• _Stated task_
Read the lines below and count those that have the word "dengan". Respond with the number only.
-- BEGIN Extracted records --
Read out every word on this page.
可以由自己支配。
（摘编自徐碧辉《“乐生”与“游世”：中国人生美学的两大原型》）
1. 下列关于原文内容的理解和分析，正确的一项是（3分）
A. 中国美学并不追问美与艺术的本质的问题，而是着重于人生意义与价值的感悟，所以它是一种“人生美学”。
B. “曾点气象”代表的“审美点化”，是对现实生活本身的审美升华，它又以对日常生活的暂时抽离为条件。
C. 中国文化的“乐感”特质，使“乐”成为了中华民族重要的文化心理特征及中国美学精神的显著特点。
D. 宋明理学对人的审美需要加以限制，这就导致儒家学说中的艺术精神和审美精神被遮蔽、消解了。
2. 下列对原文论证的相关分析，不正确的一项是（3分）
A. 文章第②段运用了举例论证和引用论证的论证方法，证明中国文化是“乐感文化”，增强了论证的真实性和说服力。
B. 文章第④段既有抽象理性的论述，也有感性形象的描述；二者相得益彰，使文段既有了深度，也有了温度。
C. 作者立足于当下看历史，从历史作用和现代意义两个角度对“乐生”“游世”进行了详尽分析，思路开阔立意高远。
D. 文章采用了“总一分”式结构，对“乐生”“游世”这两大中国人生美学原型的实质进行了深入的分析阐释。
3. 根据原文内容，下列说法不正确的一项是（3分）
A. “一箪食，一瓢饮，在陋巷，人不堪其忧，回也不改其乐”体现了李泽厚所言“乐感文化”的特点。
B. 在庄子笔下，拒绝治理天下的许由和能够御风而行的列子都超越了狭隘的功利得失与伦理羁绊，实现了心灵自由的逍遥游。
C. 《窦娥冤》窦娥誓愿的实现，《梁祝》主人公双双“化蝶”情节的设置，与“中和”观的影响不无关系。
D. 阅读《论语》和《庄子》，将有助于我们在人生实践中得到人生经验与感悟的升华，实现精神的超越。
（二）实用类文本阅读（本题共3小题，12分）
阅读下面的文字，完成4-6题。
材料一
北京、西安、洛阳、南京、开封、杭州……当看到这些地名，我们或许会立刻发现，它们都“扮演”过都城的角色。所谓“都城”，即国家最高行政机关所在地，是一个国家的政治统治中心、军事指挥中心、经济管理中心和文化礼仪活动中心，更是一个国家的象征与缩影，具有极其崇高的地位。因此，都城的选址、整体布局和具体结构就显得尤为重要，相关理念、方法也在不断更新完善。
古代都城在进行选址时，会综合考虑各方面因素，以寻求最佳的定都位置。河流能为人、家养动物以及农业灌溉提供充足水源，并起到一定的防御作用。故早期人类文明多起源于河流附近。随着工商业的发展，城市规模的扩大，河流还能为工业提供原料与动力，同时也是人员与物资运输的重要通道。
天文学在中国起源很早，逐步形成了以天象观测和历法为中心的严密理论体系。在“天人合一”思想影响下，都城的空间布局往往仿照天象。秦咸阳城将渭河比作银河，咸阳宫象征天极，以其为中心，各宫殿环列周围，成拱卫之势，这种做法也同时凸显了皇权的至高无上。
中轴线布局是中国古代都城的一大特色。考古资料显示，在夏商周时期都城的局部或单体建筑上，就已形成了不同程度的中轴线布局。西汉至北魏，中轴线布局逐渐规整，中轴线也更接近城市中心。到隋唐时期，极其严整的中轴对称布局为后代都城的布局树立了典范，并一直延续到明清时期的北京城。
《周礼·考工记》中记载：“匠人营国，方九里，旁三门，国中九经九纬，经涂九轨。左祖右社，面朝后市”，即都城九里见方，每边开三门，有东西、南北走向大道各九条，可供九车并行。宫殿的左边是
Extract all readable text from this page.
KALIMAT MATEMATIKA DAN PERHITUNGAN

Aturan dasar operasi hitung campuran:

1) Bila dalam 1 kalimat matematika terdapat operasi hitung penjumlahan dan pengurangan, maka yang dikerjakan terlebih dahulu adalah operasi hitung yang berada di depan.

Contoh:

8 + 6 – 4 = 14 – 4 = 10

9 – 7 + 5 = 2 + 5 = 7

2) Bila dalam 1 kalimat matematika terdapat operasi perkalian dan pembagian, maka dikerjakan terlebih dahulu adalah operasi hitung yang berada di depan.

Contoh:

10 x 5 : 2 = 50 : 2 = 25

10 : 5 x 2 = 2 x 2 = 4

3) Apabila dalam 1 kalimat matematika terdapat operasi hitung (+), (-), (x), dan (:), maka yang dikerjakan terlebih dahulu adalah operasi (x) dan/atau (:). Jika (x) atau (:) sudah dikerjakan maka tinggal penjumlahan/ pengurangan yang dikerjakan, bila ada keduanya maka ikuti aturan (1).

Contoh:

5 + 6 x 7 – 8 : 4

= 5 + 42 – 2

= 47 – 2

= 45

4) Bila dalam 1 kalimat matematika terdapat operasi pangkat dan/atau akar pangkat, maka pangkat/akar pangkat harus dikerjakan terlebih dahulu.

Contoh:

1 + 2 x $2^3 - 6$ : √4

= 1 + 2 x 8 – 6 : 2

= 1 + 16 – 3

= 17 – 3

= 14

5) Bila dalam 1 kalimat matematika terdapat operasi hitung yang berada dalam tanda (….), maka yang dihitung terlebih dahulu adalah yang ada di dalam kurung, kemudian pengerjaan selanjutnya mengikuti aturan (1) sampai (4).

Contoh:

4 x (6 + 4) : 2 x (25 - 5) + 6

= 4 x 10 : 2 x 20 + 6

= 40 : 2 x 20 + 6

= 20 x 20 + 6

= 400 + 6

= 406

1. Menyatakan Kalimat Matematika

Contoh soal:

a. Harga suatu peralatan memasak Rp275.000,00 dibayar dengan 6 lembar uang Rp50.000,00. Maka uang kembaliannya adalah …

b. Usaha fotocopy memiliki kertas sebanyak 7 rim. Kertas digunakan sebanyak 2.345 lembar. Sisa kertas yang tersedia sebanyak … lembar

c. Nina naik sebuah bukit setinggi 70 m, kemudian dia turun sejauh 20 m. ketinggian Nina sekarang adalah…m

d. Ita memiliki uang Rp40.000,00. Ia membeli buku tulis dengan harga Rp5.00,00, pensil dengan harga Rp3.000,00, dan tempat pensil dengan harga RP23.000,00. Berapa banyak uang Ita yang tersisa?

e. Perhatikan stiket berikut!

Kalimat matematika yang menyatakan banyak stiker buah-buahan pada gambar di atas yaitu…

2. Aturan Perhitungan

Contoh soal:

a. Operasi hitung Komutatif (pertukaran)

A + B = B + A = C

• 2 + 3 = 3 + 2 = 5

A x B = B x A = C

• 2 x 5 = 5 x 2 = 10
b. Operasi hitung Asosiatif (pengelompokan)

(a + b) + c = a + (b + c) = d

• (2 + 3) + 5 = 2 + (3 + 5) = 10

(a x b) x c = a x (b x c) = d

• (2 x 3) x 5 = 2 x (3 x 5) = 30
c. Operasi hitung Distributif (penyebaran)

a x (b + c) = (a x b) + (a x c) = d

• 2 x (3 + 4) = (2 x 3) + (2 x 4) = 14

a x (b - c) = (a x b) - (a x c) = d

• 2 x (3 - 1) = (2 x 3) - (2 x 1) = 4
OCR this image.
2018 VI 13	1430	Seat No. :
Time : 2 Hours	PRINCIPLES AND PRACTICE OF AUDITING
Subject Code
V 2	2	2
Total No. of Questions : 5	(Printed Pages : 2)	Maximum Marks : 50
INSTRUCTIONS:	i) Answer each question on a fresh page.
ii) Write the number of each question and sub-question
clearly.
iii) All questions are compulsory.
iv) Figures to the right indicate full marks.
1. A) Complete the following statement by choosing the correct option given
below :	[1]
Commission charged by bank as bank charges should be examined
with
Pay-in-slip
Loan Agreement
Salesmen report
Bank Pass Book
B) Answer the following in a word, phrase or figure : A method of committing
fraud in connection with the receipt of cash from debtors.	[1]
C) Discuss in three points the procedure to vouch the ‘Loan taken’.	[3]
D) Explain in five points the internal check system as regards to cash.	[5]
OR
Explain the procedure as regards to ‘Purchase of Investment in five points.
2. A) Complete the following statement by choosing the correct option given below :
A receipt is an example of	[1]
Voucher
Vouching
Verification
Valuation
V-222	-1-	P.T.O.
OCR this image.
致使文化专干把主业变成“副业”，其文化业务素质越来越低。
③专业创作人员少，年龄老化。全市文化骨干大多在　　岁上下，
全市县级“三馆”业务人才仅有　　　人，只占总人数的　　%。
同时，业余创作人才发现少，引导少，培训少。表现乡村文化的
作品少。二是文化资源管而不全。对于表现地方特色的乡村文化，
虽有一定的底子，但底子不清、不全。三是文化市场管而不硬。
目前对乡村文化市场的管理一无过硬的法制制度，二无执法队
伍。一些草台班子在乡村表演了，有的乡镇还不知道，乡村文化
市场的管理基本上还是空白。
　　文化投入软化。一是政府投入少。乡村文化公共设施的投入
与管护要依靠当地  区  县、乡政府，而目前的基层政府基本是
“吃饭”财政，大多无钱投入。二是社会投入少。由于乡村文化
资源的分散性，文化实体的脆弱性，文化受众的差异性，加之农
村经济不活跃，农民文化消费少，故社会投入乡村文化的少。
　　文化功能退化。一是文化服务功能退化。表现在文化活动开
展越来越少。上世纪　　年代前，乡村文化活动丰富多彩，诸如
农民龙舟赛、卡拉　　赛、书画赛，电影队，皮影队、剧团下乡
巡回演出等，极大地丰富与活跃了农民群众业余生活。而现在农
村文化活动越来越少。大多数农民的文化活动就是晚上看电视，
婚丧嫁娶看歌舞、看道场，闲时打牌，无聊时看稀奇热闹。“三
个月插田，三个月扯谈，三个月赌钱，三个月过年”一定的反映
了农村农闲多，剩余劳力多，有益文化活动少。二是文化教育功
-- END Extracted records --
• _Solution to this exercise_
2